▶ _Directions_:
Reproduce this listing in full.

Dataset excerpt:

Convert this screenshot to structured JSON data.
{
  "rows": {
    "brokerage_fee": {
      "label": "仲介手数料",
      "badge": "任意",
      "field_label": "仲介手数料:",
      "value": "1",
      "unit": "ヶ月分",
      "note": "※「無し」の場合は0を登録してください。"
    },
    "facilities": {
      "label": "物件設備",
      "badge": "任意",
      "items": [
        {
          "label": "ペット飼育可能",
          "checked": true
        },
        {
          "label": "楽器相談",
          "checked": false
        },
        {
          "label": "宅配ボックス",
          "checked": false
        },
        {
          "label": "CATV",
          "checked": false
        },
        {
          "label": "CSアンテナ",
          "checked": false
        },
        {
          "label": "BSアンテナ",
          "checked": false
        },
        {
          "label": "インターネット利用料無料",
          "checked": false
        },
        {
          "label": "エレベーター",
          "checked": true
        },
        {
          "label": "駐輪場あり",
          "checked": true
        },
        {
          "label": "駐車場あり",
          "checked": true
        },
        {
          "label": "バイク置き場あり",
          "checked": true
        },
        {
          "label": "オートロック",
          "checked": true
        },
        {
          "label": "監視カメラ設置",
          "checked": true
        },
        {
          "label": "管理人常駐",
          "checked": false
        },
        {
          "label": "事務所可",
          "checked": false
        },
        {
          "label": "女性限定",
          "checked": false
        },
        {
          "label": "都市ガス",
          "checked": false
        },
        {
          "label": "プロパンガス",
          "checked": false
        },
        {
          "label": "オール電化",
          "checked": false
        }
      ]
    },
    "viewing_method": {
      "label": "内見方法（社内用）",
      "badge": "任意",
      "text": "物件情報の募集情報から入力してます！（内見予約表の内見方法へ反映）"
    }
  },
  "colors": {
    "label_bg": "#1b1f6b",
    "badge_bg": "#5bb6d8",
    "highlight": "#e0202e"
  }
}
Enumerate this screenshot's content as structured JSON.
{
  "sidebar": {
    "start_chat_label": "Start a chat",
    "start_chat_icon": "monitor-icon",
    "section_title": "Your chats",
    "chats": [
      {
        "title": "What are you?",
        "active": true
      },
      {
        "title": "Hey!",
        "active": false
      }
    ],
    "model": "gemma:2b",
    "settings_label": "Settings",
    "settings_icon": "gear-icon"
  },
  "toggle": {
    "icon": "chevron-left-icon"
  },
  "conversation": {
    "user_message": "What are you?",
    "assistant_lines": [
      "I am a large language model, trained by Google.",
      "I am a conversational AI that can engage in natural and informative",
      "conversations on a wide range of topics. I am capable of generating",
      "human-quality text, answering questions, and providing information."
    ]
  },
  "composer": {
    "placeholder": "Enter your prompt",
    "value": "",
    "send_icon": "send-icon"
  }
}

▶ _The output_:
Convert this screenshot to structured JSON data.
{
  "rows": {
    "brokerage_fee": {
      "label": "仲介手数料",
      "badge": "任意",
      "field_label": "仲介手数料:",
      "value": "1",
      "unit": "ヶ月分",
      "note": "※「無し」の場合は0を登録してください。"
    },
    "facilities": {
      "label": "物件設備",
      "badge": "任意",
      "items": [
        {
          "label": "ペット飼育可能",
          "checked": true
        },
        {
          "label": "楽器相談",
          "checked": false
        },
        {
          "label": "宅配ボックス",
          "checked": false
        },
        {
          "label": "CATV",
          "checked": false
        },
        {
          "label": "CSアンテナ",
          "checked": false
        },
        {
          "label": "BSアンテナ",
          "checked": false
        },
        {
          "label": "インターネット利用料無料",
          "checked": false
        },
        {
          "label": "エレベーター",
          "checked": true
        },
        {
          "label": "駐輪場あり",
          "checked": true
        },
        {
          "label": "駐車場あり",
          "checked": true
        },
        {
          "label": "バイク置き場あり",
          "checked": true
        },
        {
          "label": "オートロック",
          "checked": true
        },
        {
          "label": "監視カメラ設置",
          "checked": true
        },
        {
          "label": "管理人常駐",
          "checked": false
        },
        {
          "label": "事務所可",
          "checked": false
        },
        {
          "label": "女性限定",
          "checked": false
        },
        {
          "label": "都市ガス",
          "checked": false
        },
        {
          "label": "プロパンガス",
          "checked": false
        },
        {
          "label": "オール電化",
          "checked": false
        }
      ]
    },
    "viewing_method": {
      "label": "内見方法（社内用）",
      "badge": "任意",
      "text": "物件情報の募集情報から入力してます！（内見予約表の内見方法へ反映）"
    }
  },
  "colors": {
    "label_bg": "#1b1f6b",
    "badge_bg": "#5bb6d8",
    "highlight": "#e0202e"
  }
}
Enumerate this screenshot's content as structured JSON.
{
  "sidebar": {
    "start_chat_label": "Start a chat",
    "start_chat_icon": "monitor-icon",
    "section_title": "Your chats",
    "chats": [
      {
        "title": "What are you?",
        "active": true
      },
      {
        "title": "Hey!",
        "active": false
      }
    ],
    "model": "gemma:2b",
    "settings_label": "Settings",
    "settings_icon": "gear-icon"
  },
  "toggle": {
    "icon": "chevron-left-icon"
  },
  "conversation": {
    "user_message": "What are you?",
    "assistant_lines": [
      "I am a large language model, trained by Google.",
      "I am a conversational AI that can engage in natural and informative",
      "conversations on a wide range of topics. I am capable of generating",
      "human-quality text, answering questions, and providing information."
    ]
  },
  "composer": {
    "placeholder": "Enter your prompt",
    "value": "",
    "send_icon": "send-icon"
  }
}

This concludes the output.